*Set exercise*
Lift out all lines below that contain "Manage".

#### Items ####

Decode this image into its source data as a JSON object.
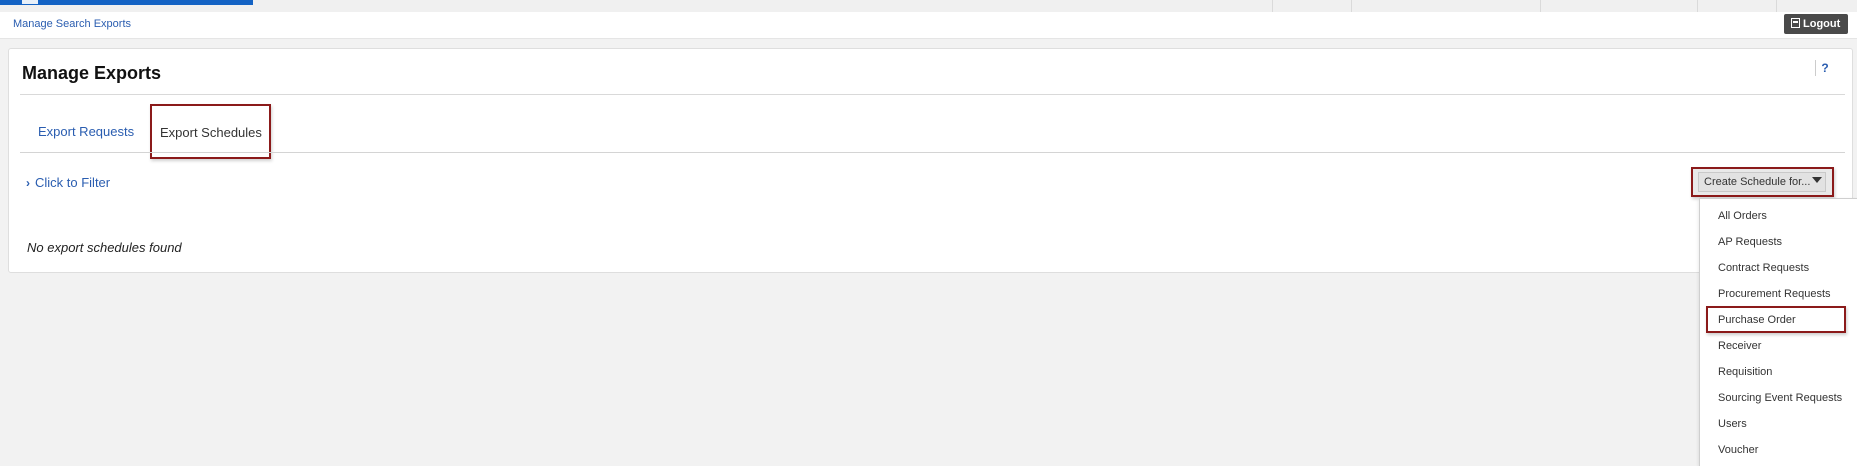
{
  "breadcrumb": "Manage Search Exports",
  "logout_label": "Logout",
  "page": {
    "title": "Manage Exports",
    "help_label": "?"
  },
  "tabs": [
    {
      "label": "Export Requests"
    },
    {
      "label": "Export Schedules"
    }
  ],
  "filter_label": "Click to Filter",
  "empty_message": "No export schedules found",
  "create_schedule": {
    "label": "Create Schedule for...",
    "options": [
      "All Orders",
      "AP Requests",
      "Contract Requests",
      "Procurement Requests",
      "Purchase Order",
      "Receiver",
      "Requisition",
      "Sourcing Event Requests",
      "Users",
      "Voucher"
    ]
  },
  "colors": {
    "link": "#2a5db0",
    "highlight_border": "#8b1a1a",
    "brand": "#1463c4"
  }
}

####

*Final result*
  "breadcrumb": "Manage Search Exports",
    "title": "Manage Exports",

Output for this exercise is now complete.